_Work instructions_: Gather up every line that includes the string "title".

Figure contents as structured data

□ □ □ □ □

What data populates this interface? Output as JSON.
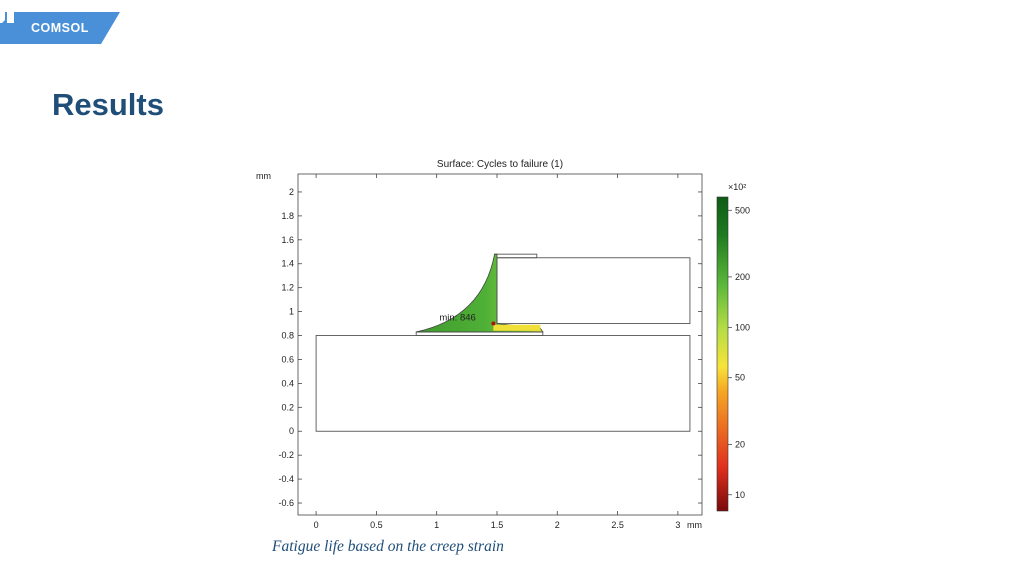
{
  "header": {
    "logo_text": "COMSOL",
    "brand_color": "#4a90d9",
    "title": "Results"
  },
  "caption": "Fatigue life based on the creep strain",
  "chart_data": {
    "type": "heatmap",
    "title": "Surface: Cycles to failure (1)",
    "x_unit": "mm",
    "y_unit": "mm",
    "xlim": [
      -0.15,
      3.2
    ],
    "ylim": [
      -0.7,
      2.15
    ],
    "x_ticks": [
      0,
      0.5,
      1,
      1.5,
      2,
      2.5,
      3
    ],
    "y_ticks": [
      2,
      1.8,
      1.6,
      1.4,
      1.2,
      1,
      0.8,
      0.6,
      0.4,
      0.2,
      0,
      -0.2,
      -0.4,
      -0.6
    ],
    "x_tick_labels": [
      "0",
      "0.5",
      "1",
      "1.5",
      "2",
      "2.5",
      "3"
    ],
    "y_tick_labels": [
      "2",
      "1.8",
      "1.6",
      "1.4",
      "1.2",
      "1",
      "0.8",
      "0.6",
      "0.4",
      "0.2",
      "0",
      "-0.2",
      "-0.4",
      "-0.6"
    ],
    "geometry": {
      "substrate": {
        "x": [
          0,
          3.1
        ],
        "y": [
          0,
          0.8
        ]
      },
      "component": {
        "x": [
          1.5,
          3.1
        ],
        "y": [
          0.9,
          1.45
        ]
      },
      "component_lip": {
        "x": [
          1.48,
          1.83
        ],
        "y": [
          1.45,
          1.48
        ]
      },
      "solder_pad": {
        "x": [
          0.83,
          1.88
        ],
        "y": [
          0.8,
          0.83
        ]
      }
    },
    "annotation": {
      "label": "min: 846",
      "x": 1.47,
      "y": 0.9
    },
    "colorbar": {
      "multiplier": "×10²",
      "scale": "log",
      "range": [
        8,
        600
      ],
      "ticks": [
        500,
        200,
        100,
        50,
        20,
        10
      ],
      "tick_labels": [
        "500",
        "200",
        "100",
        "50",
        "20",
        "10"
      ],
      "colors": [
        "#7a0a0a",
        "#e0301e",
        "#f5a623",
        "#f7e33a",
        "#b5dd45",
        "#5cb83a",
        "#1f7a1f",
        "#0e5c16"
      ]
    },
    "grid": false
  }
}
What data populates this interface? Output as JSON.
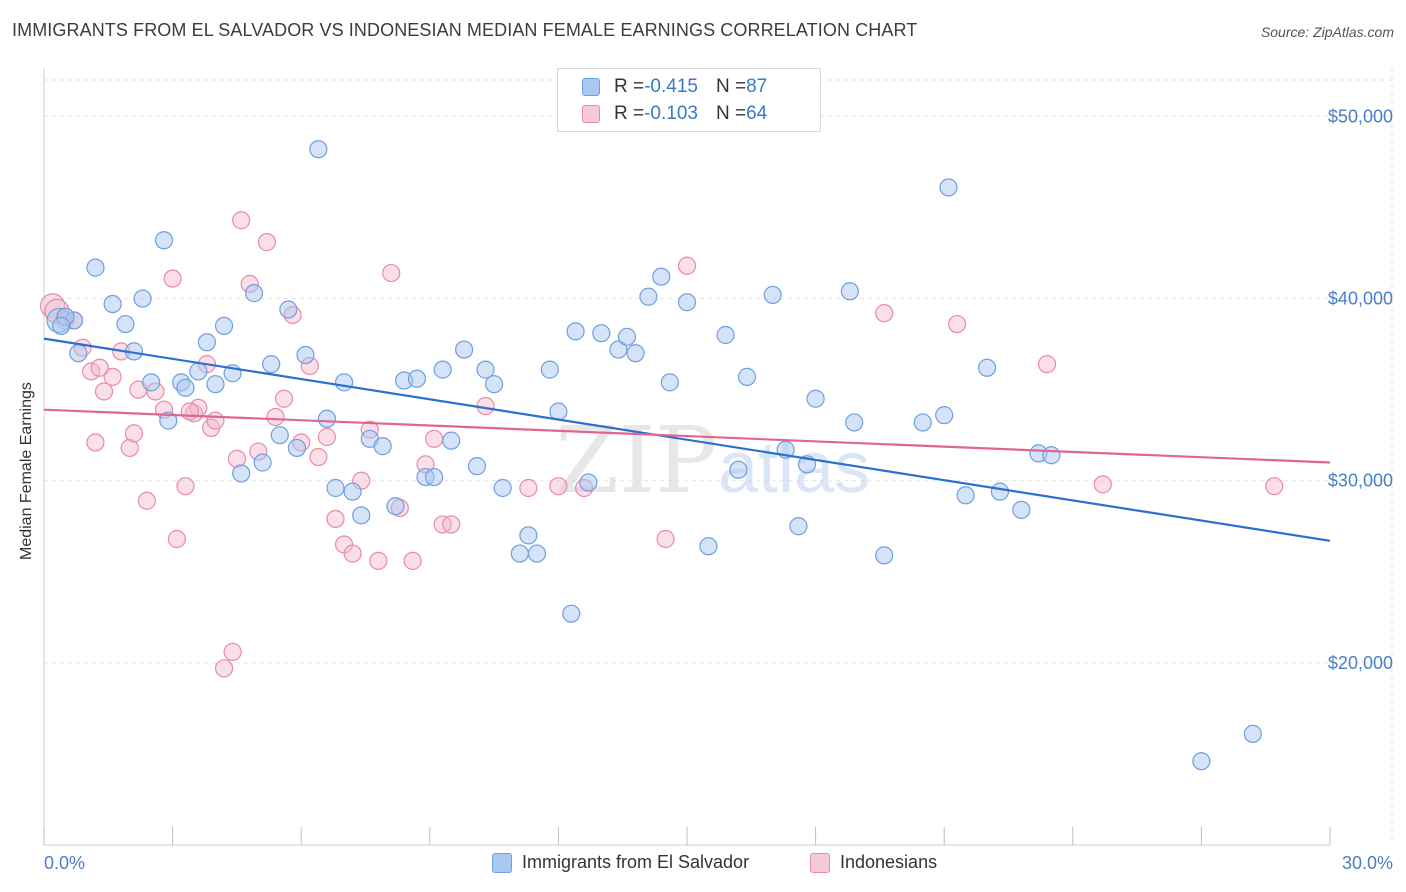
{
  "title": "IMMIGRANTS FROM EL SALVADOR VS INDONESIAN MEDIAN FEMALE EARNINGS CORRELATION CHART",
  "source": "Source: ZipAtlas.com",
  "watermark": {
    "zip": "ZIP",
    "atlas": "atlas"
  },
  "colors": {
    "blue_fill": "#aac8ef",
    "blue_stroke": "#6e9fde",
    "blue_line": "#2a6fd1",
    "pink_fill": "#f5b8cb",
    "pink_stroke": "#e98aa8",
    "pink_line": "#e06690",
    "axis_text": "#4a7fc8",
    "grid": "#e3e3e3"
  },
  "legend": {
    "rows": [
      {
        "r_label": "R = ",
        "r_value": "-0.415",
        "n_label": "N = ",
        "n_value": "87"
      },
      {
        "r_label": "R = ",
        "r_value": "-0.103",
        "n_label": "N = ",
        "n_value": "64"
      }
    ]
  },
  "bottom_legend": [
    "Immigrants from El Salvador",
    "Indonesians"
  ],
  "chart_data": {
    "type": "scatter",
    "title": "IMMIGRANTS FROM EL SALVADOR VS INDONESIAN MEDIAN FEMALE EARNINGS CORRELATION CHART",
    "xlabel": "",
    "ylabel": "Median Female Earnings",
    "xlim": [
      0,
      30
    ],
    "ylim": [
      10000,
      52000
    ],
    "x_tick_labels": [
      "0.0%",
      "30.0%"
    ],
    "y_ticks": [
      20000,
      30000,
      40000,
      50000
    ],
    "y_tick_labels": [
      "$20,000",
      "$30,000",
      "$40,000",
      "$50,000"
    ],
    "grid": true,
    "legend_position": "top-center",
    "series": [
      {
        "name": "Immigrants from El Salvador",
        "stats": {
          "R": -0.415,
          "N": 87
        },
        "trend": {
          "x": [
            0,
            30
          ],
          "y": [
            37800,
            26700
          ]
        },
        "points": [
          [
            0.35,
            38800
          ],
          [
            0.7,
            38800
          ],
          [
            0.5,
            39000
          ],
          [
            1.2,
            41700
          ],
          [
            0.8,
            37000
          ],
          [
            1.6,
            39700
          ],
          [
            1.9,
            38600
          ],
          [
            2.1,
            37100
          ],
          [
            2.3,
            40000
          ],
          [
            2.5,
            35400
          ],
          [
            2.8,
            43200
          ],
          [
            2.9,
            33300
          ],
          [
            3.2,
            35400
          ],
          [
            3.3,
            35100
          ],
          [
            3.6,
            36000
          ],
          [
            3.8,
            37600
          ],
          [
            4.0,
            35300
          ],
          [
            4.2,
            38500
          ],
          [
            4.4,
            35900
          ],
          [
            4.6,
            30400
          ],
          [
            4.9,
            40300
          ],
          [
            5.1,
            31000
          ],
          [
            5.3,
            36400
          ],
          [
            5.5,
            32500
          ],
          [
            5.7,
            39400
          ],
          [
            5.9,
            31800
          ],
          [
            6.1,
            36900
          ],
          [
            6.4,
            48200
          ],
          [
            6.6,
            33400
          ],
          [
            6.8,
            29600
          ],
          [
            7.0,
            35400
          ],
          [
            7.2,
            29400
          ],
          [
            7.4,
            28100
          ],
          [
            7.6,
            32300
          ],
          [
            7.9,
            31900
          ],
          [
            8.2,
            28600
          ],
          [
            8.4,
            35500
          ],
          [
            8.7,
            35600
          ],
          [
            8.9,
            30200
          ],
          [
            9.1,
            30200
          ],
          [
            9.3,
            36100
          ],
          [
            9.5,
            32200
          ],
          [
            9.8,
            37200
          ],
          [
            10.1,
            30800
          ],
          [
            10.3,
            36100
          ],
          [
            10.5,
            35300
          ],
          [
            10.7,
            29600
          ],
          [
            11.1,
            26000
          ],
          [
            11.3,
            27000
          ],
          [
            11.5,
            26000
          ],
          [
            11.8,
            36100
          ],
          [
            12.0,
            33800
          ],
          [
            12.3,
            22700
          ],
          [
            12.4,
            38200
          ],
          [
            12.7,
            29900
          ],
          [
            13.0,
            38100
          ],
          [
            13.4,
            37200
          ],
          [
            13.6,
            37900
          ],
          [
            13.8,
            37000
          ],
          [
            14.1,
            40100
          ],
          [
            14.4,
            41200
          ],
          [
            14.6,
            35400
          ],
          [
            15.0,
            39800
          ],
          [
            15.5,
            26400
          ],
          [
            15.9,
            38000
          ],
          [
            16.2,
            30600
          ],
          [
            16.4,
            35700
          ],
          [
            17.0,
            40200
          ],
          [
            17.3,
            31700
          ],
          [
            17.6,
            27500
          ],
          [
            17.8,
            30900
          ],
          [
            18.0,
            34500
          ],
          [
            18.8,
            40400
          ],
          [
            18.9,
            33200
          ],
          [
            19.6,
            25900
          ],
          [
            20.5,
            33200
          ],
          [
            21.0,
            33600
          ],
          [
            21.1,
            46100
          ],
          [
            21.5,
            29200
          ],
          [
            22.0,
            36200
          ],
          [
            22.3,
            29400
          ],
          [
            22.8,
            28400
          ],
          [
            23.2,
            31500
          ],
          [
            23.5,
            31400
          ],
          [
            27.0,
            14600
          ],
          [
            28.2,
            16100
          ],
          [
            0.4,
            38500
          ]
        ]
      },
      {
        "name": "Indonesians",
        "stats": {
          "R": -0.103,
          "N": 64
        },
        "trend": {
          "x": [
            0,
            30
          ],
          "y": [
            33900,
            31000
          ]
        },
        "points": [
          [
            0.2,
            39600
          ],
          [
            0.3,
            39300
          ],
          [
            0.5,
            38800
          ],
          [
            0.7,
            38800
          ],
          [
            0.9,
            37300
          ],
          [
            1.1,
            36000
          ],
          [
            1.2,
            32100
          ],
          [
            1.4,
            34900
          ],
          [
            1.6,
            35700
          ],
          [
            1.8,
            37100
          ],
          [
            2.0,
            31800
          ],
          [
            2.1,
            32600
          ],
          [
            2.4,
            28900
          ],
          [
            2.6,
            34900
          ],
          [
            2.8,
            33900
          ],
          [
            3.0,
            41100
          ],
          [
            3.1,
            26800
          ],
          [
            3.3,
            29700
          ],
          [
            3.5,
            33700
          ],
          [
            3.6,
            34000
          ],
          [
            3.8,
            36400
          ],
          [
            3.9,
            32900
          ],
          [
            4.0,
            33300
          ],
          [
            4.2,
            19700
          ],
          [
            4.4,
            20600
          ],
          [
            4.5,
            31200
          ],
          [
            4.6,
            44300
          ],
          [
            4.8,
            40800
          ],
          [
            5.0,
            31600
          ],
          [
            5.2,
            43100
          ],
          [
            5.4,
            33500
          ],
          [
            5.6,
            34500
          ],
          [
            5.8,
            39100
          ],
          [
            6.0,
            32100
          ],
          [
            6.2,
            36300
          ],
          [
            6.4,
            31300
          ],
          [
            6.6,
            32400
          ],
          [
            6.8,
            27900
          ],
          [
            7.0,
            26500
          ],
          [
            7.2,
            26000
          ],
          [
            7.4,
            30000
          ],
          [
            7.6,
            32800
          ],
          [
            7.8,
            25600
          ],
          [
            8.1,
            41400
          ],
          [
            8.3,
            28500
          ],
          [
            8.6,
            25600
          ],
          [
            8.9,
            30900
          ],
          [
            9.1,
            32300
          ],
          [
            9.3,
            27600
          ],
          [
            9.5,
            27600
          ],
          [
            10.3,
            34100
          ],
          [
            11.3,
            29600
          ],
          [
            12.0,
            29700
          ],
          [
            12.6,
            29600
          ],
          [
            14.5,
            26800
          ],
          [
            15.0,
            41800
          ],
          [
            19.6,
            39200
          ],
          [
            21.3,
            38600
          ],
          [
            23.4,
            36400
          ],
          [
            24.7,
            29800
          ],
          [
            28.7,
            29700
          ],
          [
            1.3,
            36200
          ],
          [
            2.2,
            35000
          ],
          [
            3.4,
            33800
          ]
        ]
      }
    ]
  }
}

□ □ □ □ □

_Problem solution_:
    "title": "Results"
    "title": "Surface: Cycles to failure (1)",
  "title": "IMMIGRANTS FROM EL SALVADOR VS INDONESIAN MEDIAN FEMALE EARNINGS CORRELATION CHART",
    "title": "IMMIGRANTS FROM EL SALVADOR VS INDONESIAN MEDIAN FEMALE EARNINGS CORRELATION CHART",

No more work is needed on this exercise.